WRITTEN EXERCISE:
Locate the lines where "data" occurs and copy them as they stand.

[Stored entries]
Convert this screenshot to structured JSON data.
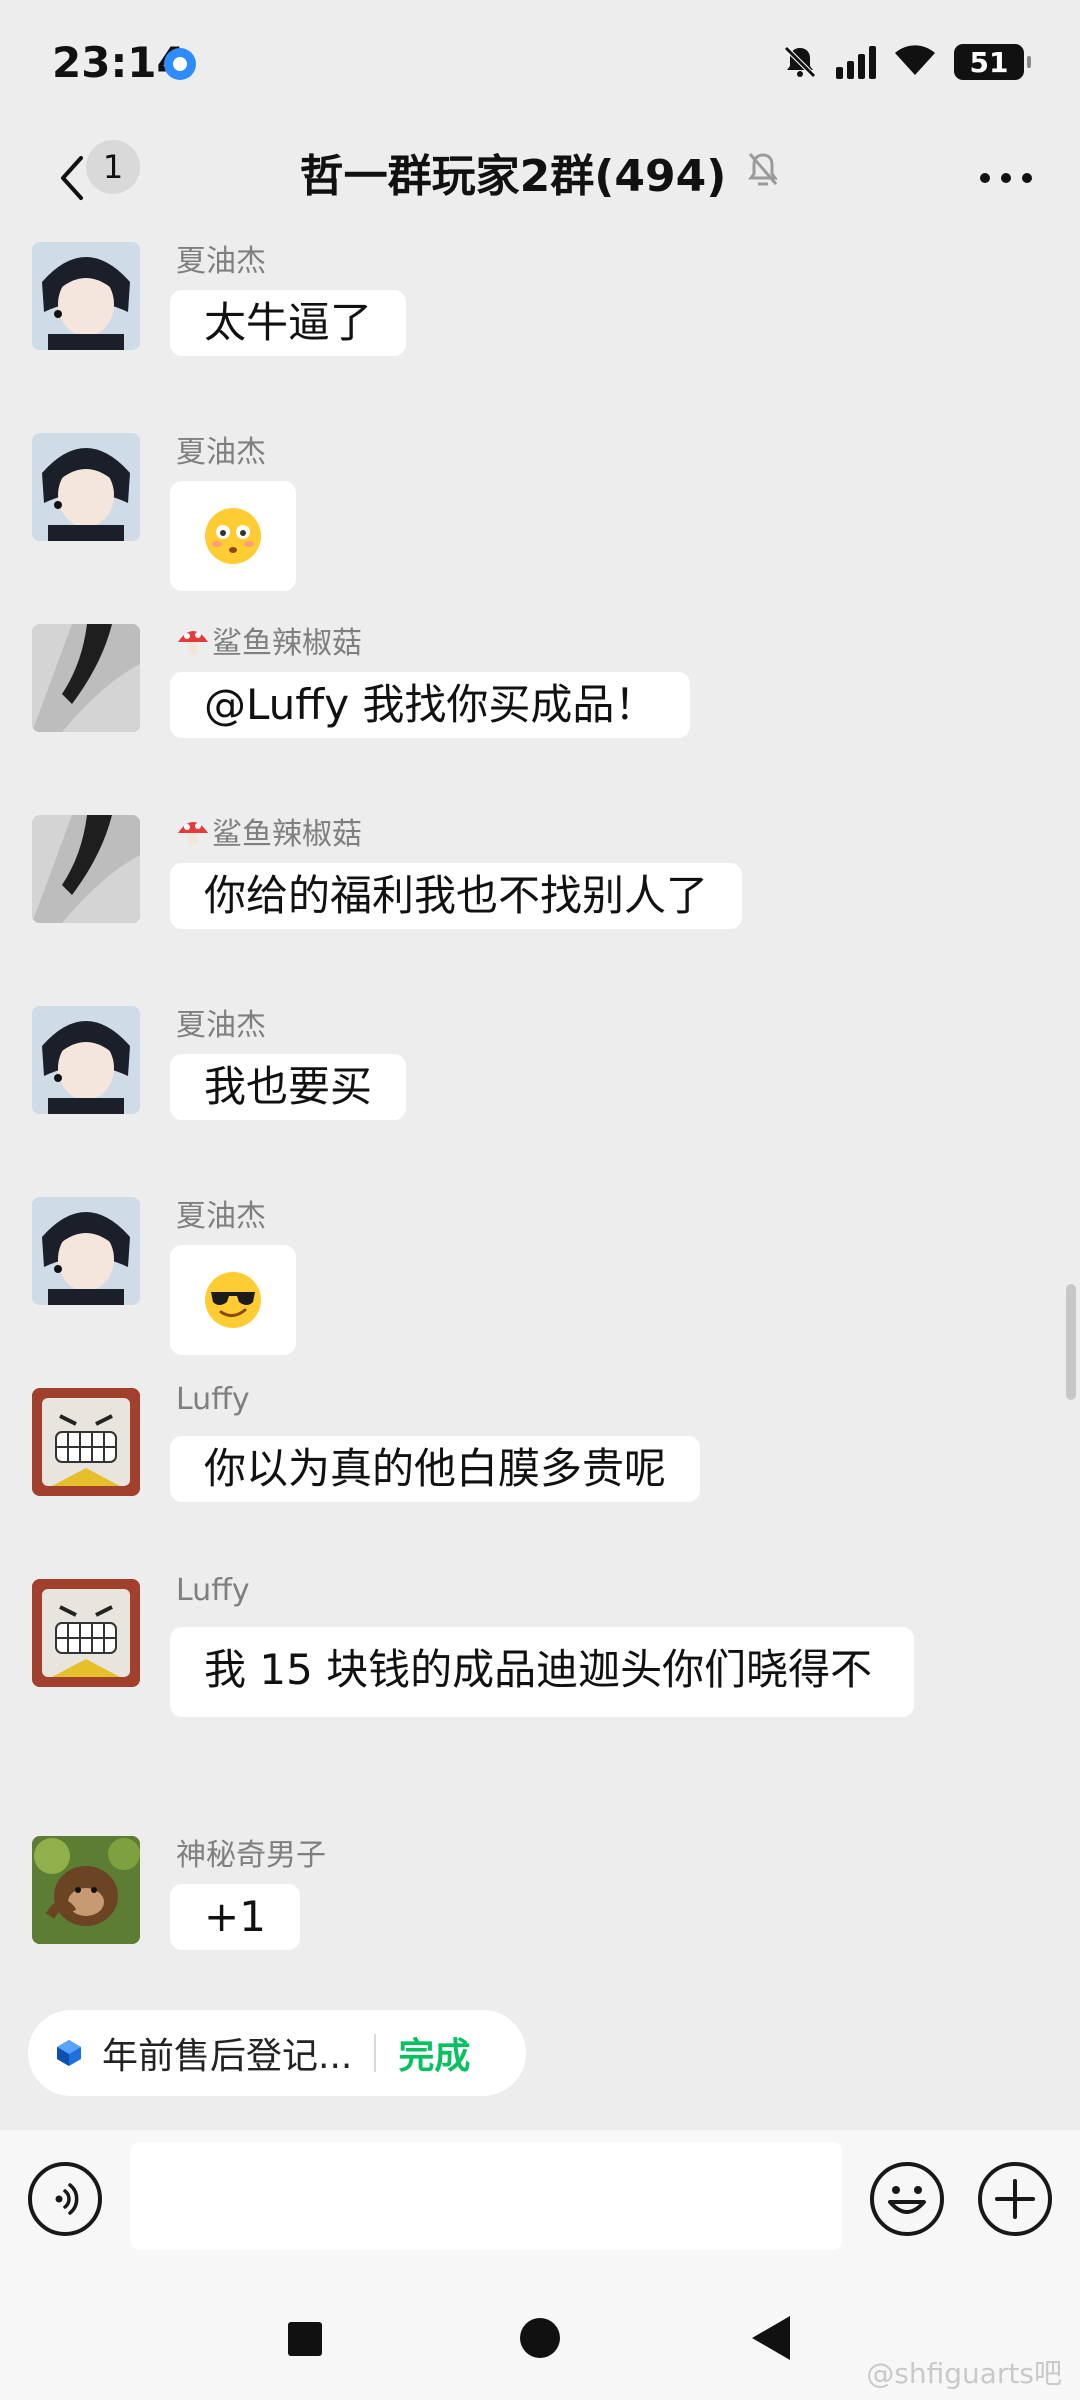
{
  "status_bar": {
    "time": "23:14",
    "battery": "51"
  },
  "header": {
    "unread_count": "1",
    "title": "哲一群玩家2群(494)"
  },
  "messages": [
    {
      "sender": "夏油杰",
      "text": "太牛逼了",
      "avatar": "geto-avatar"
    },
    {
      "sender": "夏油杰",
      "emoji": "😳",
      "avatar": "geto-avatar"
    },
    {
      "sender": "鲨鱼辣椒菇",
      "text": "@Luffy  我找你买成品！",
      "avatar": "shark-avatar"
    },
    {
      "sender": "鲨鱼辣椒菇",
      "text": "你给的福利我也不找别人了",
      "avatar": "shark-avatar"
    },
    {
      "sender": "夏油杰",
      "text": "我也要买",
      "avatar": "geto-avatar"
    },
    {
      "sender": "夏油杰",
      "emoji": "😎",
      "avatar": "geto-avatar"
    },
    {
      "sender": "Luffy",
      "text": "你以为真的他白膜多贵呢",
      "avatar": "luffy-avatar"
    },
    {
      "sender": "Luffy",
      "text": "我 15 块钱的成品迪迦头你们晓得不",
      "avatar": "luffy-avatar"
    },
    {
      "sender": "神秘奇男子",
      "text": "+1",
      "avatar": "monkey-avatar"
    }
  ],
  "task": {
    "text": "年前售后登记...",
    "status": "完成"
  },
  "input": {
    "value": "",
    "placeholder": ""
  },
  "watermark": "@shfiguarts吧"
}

==

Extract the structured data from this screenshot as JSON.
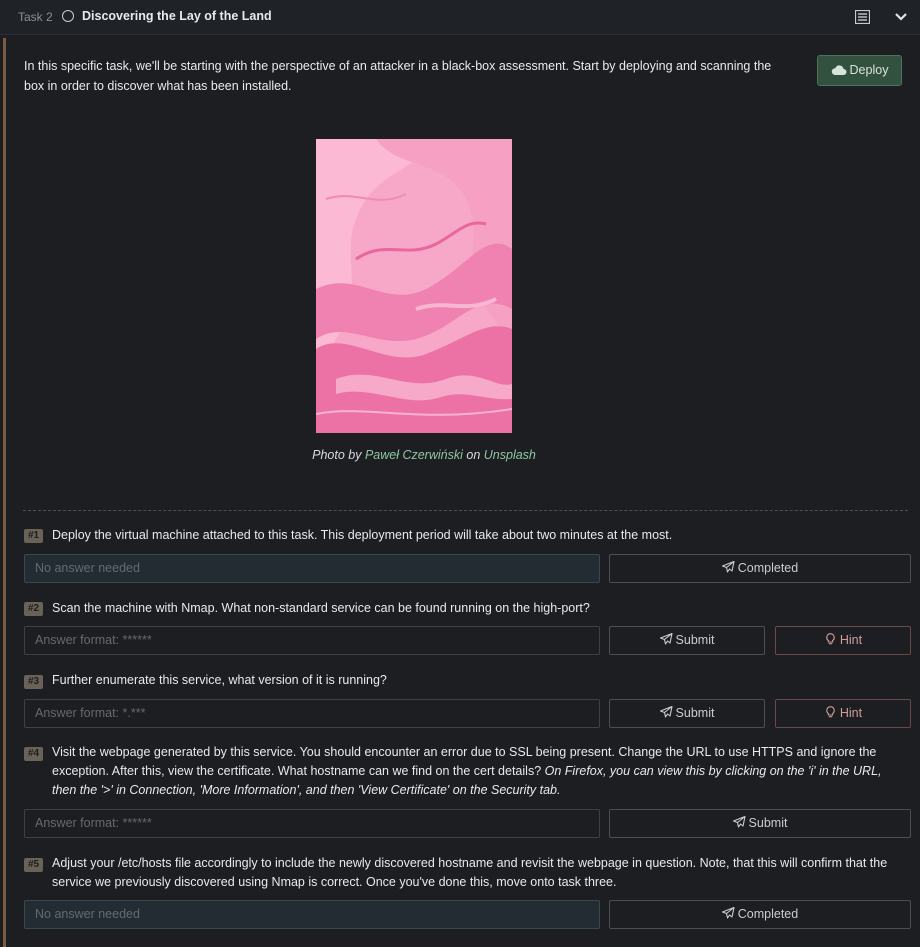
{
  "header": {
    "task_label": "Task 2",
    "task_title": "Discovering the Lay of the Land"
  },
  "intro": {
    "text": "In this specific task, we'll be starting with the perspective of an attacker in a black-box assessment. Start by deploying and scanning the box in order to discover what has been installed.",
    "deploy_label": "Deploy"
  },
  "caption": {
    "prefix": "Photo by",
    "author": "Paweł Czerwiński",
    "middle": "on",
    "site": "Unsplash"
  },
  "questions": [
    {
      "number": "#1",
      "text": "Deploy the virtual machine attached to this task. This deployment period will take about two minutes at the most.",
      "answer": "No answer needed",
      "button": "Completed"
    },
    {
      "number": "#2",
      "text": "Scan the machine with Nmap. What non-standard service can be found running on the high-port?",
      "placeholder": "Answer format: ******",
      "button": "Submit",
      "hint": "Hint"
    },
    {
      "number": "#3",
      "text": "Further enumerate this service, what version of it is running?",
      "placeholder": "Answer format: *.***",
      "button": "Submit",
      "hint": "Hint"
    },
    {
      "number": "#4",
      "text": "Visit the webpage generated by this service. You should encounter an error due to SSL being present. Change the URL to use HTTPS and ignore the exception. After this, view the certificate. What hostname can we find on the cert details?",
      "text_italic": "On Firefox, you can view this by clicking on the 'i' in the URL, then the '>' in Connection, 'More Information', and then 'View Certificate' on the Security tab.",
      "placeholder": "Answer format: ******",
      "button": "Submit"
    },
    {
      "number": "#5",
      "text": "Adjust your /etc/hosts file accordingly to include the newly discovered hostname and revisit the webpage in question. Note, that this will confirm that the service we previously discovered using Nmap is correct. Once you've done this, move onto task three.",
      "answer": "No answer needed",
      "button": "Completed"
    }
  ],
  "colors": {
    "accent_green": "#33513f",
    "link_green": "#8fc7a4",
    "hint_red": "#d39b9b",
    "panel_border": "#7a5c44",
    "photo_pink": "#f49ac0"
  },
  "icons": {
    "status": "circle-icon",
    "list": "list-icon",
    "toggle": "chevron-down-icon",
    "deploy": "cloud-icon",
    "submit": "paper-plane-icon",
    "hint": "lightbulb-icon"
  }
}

THE REPLY:
Convert this screenshot to structured JSON data.
Extract the structured data from this screenshot as JSON.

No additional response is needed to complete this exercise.